## Input records
■ ■ ■ ■ ■ ■ ■

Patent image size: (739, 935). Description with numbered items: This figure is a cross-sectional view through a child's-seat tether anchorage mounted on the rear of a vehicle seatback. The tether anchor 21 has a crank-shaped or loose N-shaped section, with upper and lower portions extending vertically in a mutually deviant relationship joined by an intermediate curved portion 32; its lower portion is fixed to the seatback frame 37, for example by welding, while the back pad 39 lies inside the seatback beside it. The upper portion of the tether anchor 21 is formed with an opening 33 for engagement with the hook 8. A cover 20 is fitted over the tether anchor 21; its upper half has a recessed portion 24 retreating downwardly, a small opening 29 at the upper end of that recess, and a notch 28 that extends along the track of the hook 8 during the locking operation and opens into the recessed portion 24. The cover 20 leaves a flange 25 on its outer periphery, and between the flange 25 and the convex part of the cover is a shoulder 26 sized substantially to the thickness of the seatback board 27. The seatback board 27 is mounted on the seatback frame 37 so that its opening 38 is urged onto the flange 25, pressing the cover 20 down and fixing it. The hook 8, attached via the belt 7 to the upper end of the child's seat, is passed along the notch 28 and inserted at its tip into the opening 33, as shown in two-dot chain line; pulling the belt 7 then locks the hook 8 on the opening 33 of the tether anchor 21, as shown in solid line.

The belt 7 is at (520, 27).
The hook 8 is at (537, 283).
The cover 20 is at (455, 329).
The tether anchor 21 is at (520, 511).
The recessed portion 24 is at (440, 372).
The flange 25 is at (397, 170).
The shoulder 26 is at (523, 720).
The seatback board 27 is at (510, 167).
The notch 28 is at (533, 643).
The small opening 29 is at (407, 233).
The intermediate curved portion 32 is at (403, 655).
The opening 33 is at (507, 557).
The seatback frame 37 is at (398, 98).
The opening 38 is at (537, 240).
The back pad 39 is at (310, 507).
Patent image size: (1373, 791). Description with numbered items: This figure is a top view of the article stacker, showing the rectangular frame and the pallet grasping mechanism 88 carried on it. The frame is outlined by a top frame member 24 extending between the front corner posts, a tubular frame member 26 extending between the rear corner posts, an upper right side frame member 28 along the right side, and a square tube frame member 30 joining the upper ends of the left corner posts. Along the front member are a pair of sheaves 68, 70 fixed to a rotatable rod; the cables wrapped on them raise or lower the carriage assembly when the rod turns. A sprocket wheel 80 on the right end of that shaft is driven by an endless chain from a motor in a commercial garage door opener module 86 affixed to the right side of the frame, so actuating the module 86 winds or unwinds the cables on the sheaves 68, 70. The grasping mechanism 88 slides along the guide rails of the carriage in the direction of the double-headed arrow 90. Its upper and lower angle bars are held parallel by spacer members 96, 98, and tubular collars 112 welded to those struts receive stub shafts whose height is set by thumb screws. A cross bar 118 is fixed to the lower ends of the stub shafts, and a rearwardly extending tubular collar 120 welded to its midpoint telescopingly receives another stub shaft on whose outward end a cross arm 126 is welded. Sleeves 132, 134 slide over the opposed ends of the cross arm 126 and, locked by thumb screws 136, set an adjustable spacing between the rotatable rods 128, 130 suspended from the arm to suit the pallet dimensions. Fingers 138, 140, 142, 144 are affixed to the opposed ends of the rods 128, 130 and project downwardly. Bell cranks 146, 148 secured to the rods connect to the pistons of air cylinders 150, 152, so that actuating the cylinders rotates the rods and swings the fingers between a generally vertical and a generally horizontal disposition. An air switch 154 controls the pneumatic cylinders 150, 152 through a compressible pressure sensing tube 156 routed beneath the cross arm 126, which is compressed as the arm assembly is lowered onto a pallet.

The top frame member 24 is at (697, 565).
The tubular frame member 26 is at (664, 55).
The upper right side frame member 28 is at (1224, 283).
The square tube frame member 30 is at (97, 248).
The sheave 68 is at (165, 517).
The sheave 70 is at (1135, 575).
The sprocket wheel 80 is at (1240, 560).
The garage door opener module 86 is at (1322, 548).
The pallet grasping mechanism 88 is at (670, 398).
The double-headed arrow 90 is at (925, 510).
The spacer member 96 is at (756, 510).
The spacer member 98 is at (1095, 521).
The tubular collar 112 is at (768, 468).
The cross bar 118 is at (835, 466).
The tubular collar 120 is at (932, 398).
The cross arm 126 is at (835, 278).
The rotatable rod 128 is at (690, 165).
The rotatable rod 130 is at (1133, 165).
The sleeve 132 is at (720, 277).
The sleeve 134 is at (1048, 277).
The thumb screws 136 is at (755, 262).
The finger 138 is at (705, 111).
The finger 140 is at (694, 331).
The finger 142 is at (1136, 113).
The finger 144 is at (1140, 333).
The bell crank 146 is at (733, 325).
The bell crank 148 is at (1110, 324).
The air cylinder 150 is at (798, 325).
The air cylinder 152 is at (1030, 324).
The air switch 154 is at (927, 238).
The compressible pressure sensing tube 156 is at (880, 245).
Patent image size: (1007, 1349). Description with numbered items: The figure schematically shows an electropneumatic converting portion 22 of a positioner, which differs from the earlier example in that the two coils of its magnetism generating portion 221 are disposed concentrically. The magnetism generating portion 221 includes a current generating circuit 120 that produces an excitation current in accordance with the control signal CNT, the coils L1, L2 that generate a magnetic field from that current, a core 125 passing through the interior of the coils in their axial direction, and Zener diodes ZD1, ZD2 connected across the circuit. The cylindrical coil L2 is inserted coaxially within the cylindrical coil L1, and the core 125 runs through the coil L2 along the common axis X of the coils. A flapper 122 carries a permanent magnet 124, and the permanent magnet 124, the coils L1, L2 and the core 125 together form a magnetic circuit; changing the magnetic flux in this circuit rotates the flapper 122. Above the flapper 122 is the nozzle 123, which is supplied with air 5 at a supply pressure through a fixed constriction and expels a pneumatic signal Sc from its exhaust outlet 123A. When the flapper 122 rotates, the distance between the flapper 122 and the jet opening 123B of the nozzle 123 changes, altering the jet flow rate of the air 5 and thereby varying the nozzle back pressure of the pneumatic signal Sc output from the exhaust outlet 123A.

■ ■ ■ ■ ■ ■ ■

## The request
Return every line of the data above verbatim, from start to finish, with no changes.

## Solution for this exercise
Patent image size: (739, 935). Description with numbered items: This figure is a cross-sectional view through a child's-seat tether anchorage mounted on the rear of a vehicle seatback. The tether anchor 21 has a crank-shaped or loose N-shaped section, with upper and lower portions extending vertically in a mutually deviant relationship joined by an intermediate curved portion 32; its lower portion is fixed to the seatback frame 37, for example by welding, while the back pad 39 lies inside the seatback beside it. The upper portion of the tether anchor 21 is formed with an opening 33 for engagement with the hook 8. A cover 20 is fitted over the tether anchor 21; its upper half has a recessed portion 24 retreating downwardly, a small opening 29 at the upper end of that recess, and a notch 28 that extends along the track of the hook 8 during the locking operation and opens into the recessed portion 24. The cover 20 leaves a flange 25 on its outer periphery, and between the flange 25 and the convex part of the cover is a shoulder 26 sized substantially to the thickness of the seatback board 27. The seatback board 27 is mounted on the seatback frame 37 so that its opening 38 is urged onto the flange 25, pressing the cover 20 down and fixing it. The hook 8, attached via the belt 7 to the upper end of the child's seat, is passed along the notch 28 and inserted at its tip into the opening 33, as shown in two-dot chain line; pulling the belt 7 then locks the hook 8 on the opening 33 of the tether anchor 21, as shown in solid line.

The belt 7 is at (520, 27).
The hook 8 is at (537, 283).
The cover 20 is at (455, 329).
The tether anchor 21 is at (520, 511).
The recessed portion 24 is at (440, 372).
The flange 25 is at (397, 170).
The shoulder 26 is at (523, 720).
The seatback board 27 is at (510, 167).
The notch 28 is at (533, 643).
The small opening 29 is at (407, 233).
The intermediate curved portion 32 is at (403, 655).
The opening 33 is at (507, 557).
The seatback frame 37 is at (398, 98).
The opening 38 is at (537, 240).
The back pad 39 is at (310, 507).
Patent image size: (1373, 791). Description with numbered items: This figure is a top view of the article stacker, showing the rectangular frame and the pallet grasping mechanism 88 carried on it. The frame is outlined by a top frame member 24 extending between the front corner posts, a tubular frame member 26 extending between the rear corner posts, an upper right side frame member 28 along the right side, and a square tube frame member 30 joining the upper ends of the left corner posts. Along the front member are a pair of sheaves 68, 70 fixed to a rotatable rod; the cables wrapped on them raise or lower the carriage assembly when the rod turns. A sprocket wheel 80 on the right end of that shaft is driven by an endless chain from a motor in a commercial garage door opener module 86 affixed to the right side of the frame, so actuating the module 86 winds or unwinds the cables on the sheaves 68, 70. The grasping mechanism 88 slides along the guide rails of the carriage in the direction of the double-headed arrow 90. Its upper and lower angle bars are held parallel by spacer members 96, 98, and tubular collars 112 welded to those struts receive stub shafts whose height is set by thumb screws. A cross bar 118 is fixed to the lower ends of the stub shafts, and a rearwardly extending tubular collar 120 welded to its midpoint telescopingly receives another stub shaft on whose outward end a cross arm 126 is welded. Sleeves 132, 134 slide over the opposed ends of the cross arm 126 and, locked by thumb screws 136, set an adjustable spacing between the rotatable rods 128, 130 suspended from the arm to suit the pallet dimensions. Fingers 138, 140, 142, 144 are affixed to the opposed ends of the rods 128, 130 and project downwardly. Bell cranks 146, 148 secured to the rods connect to the pistons of air cylinders 150, 152, so that actuating the cylinders rotates the rods and swings the fingers between a generally vertical and a generally horizontal disposition. An air switch 154 controls the pneumatic cylinders 150, 152 through a compressible pressure sensing tube 156 routed beneath the cross arm 126, which is compressed as the arm assembly is lowered onto a pallet.

The top frame member 24 is at (697, 565).
The tubular frame member 26 is at (664, 55).
The upper right side frame member 28 is at (1224, 283).
The square tube frame member 30 is at (97, 248).
The sheave 68 is at (165, 517).
The sheave 70 is at (1135, 575).
The sprocket wheel 80 is at (1240, 560).
The garage door opener module 86 is at (1322, 548).
The pallet grasping mechanism 88 is at (670, 398).
The double-headed arrow 90 is at (925, 510).
The spacer member 96 is at (756, 510).
The spacer member 98 is at (1095, 521).
The tubular collar 112 is at (768, 468).
The cross bar 118 is at (835, 466).
The tubular collar 120 is at (932, 398).
The cross arm 126 is at (835, 278).
The rotatable rod 128 is at (690, 165).
The rotatable rod 130 is at (1133, 165).
The sleeve 132 is at (720, 277).
The sleeve 134 is at (1048, 277).
The thumb screws 136 is at (755, 262).
The finger 138 is at (705, 111).
The finger 140 is at (694, 331).
The finger 142 is at (1136, 113).
The finger 144 is at (1140, 333).
The bell crank 146 is at (733, 325).
The bell crank 148 is at (1110, 324).
The air cylinder 150 is at (798, 325).
The air cylinder 152 is at (1030, 324).
The air switch 154 is at (927, 238).
The compressible pressure sensing tube 156 is at (880, 245).
Patent image size: (1007, 1349). Description with numbered items: The figure schematically shows an electropneumatic converting portion 22 of a positioner, which differs from the earlier example in that the two coils of its magnetism generating portion 221 are disposed concentrically. The magnetism generating portion 221 includes a current generating circuit 120 that produces an excitation current in accordance with the control signal CNT, the coils L1, L2 that generate a magnetic field from that current, a core 125 passing through the interior of the coils in their axial direction, and Zener diodes ZD1, ZD2 connected across the circuit. The cylindrical coil L2 is inserted coaxially within the cylindrical coil L1, and the core 125 runs through the coil L2 along the common axis X of the coils. A flapper 122 carries a permanent magnet 124, and the permanent magnet 124, the coils L1, L2 and the core 125 together form a magnetic circuit; changing the magnetic flux in this circuit rotates the flapper 122. Above the flapper 122 is the nozzle 123, which is supplied with air 5 at a supply pressure through a fixed constriction and expels a pneumatic signal Sc from its exhaust outlet 123A. When the flapper 122 rotates, the distance between the flapper 122 and the jet opening 123B of the nozzle 123 changes, altering the jet flow rate of the air 5 and thereby varying the nozzle back pressure of the pneumatic signal Sc output from the exhaust outlet 123A.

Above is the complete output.